» **GIVEN RECORDS**
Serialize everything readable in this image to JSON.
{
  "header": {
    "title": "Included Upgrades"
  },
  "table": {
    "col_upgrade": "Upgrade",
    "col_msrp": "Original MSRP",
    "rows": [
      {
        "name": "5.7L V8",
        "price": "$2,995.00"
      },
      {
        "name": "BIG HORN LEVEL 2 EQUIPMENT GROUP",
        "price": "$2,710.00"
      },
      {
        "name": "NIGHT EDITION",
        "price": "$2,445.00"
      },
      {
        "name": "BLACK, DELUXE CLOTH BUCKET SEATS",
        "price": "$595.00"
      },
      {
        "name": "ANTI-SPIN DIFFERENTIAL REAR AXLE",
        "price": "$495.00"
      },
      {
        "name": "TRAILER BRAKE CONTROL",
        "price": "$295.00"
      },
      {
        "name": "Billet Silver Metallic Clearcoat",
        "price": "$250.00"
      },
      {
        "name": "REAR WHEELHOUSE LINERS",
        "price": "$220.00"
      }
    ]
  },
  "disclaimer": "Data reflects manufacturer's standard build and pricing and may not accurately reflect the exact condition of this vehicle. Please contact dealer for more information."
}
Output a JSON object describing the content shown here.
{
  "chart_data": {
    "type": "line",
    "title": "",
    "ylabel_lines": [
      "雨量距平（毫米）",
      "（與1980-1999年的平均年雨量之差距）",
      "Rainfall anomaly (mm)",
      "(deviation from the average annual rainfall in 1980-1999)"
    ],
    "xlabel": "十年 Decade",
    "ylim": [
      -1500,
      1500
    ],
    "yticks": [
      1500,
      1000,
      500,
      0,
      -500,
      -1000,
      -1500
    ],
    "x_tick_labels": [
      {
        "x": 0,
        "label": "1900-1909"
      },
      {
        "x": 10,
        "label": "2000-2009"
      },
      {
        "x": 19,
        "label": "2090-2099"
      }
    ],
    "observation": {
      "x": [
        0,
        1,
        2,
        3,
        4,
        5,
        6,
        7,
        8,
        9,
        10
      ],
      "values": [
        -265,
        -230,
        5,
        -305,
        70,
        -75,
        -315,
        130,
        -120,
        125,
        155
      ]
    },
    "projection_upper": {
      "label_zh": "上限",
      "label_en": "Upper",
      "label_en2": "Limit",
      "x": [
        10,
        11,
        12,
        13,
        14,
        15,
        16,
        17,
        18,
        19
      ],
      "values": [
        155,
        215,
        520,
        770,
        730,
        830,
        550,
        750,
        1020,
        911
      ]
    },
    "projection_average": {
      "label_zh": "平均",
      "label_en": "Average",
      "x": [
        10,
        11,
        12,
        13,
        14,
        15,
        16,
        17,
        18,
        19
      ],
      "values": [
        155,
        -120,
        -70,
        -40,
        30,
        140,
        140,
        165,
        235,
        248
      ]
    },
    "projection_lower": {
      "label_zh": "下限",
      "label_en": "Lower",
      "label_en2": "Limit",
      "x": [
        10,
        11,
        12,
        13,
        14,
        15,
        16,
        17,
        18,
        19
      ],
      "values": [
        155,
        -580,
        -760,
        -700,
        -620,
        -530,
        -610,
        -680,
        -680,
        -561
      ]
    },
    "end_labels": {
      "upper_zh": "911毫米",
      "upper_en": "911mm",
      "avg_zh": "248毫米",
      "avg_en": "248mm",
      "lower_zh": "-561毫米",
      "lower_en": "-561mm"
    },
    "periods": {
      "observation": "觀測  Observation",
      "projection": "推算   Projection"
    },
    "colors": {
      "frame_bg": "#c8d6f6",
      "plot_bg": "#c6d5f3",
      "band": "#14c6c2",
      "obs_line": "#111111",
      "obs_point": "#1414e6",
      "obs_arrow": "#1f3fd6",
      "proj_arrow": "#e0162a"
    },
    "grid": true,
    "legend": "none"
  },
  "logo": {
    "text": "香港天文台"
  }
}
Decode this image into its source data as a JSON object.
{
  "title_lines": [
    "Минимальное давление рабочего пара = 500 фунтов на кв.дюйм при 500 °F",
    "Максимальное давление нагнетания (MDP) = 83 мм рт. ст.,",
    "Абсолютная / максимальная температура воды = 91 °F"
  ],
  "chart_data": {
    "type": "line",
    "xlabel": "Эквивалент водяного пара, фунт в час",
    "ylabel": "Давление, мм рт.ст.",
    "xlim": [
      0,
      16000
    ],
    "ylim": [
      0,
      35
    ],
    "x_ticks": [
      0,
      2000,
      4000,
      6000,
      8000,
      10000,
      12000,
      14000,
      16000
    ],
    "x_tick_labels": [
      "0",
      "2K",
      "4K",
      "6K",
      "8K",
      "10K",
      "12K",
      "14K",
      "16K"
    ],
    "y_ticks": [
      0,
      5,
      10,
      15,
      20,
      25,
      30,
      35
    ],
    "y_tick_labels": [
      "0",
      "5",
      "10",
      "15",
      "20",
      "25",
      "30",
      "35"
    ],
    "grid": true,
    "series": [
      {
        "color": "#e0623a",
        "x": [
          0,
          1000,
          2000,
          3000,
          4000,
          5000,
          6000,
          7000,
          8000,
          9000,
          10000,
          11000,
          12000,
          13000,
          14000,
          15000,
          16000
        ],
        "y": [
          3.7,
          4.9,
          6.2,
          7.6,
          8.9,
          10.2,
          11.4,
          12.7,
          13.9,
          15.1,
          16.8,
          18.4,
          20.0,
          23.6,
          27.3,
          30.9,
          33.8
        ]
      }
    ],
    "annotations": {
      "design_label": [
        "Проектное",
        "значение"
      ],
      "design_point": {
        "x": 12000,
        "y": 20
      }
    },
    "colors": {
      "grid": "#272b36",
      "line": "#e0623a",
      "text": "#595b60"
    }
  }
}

» **WHAT IS NEEDED**
Write out every entry above, word for word.

» **OUTPUT FOR THIS EXERCISE**
Serialize everything readable in this image to JSON.
{
  "header": {
    "title": "Included Upgrades"
  },
  "table": {
    "col_upgrade": "Upgrade",
    "col_msrp": "Original MSRP",
    "rows": [
      {
        "name": "5.7L V8",
        "price": "$2,995.00"
      },
      {
        "name": "BIG HORN LEVEL 2 EQUIPMENT GROUP",
        "price": "$2,710.00"
      },
      {
        "name": "NIGHT EDITION",
        "price": "$2,445.00"
      },
      {
        "name": "BLACK, DELUXE CLOTH BUCKET SEATS",
        "price": "$595.00"
      },
      {
        "name": "ANTI-SPIN DIFFERENTIAL REAR AXLE",
        "price": "$495.00"
      },
      {
        "name": "TRAILER BRAKE CONTROL",
        "price": "$295.00"
      },
      {
        "name": "Billet Silver Metallic Clearcoat",
        "price": "$250.00"
      },
      {
        "name": "REAR WHEELHOUSE LINERS",
        "price": "$220.00"
      }
    ]
  },
  "disclaimer": "Data reflects manufacturer's standard build and pricing and may not accurately reflect the exact condition of this vehicle. Please contact dealer for more information."
}
Output a JSON object describing the content shown here.
{
  "chart_data": {
    "type": "line",
    "title": "",
    "ylabel_lines": [
      "雨量距平（毫米）",
      "（與1980-1999年的平均年雨量之差距）",
      "Rainfall anomaly (mm)",
      "(deviation from the average annual rainfall in 1980-1999)"
    ],
    "xlabel": "十年 Decade",
    "ylim": [
      -1500,
      1500
    ],
    "yticks": [
      1500,
      1000,
      500,
      0,
      -500,
      -1000,
      -1500
    ],
    "x_tick_labels": [
      {
        "x": 0,
        "label": "1900-1909"
      },
      {
        "x": 10,
        "label": "2000-2009"
      },
      {
        "x": 19,
        "label": "2090-2099"
      }
    ],
    "observation": {
      "x": [
        0,
        1,
        2,
        3,
        4,
        5,
        6,
        7,
        8,
        9,
        10
      ],
      "values": [
        -265,
        -230,
        5,
        -305,
        70,
        -75,
        -315,
        130,
        -120,
        125,
        155
      ]
    },
    "projection_upper": {
      "label_zh": "上限",
      "label_en": "Upper",
      "label_en2": "Limit",
      "x": [
        10,
        11,
        12,
        13,
        14,
        15,
        16,
        17,
        18,
        19
      ],
      "values": [
        155,
        215,
        520,
        770,
        730,
        830,
        550,
        750,
        1020,
        911
      ]
    },
    "projection_average": {
      "label_zh": "平均",
      "label_en": "Average",
      "x": [
        10,
        11,
        12,
        13,
        14,
        15,
        16,
        17,
        18,
        19
      ],
      "values": [
        155,
        -120,
        -70,
        -40,
        30,
        140,
        140,
        165,
        235,
        248
      ]
    },
    "projection_lower": {
      "label_zh": "下限",
      "label_en": "Lower",
      "label_en2": "Limit",
      "x": [
        10,
        11,
        12,
        13,
        14,
        15,
        16,
        17,
        18,
        19
      ],
      "values": [
        155,
        -580,
        -760,
        -700,
        -620,
        -530,
        -610,
        -680,
        -680,
        -561
      ]
    },
    "end_labels": {
      "upper_zh": "911毫米",
      "upper_en": "911mm",
      "avg_zh": "248毫米",
      "avg_en": "248mm",
      "lower_zh": "-561毫米",
      "lower_en": "-561mm"
    },
    "periods": {
      "observation": "觀測  Observation",
      "projection": "推算   Projection"
    },
    "colors": {
      "frame_bg": "#c8d6f6",
      "plot_bg": "#c6d5f3",
      "band": "#14c6c2",
      "obs_line": "#111111",
      "obs_point": "#1414e6",
      "obs_arrow": "#1f3fd6",
      "proj_arrow": "#e0162a"
    },
    "grid": true,
    "legend": "none"
  },
  "logo": {
    "text": "香港天文台"
  }
}
Decode this image into its source data as a JSON object.
{
  "title_lines": [
    "Минимальное давление рабочего пара = 500 фунтов на кв.дюйм при 500 °F",
    "Максимальное давление нагнетания (MDP) = 83 мм рт. ст.,",
    "Абсолютная / максимальная температура воды = 91 °F"
  ],
  "chart_data": {
    "type": "line",
    "xlabel": "Эквивалент водяного пара, фунт в час",
    "ylabel": "Давление, мм рт.ст.",
    "xlim": [
      0,
      16000
    ],
    "ylim": [
      0,
      35
    ],
    "x_ticks": [
      0,
      2000,
      4000,
      6000,
      8000,
      10000,
      12000,
      14000,
      16000
    ],
    "x_tick_labels": [
      "0",
      "2K",
      "4K",
      "6K",
      "8K",
      "10K",
      "12K",
      "14K",
      "16K"
    ],
    "y_ticks": [
      0,
      5,
      10,
      15,
      20,
      25,
      30,
      35
    ],
    "y_tick_labels": [
      "0",
      "5",
      "10",
      "15",
      "20",
      "25",
      "30",
      "35"
    ],
    "grid": true,
    "series": [
      {
        "color": "#e0623a",
        "x": [
          0,
          1000,
          2000,
          3000,
          4000,
          5000,
          6000,
          7000,
          8000,
          9000,
          10000,
          11000,
          12000,
          13000,
          14000,
          15000,
          16000
        ],
        "y": [
          3.7,
          4.9,
          6.2,
          7.6,
          8.9,
          10.2,
          11.4,
          12.7,
          13.9,
          15.1,
          16.8,
          18.4,
          20.0,
          23.6,
          27.3,
          30.9,
          33.8
        ]
      }
    ],
    "annotations": {
      "design_label": [
        "Проектное",
        "значение"
      ],
      "design_point": {
        "x": 12000,
        "y": 20
      }
    },
    "colors": {
      "grid": "#272b36",
      "line": "#e0623a",
      "text": "#595b60"
    }
  }
}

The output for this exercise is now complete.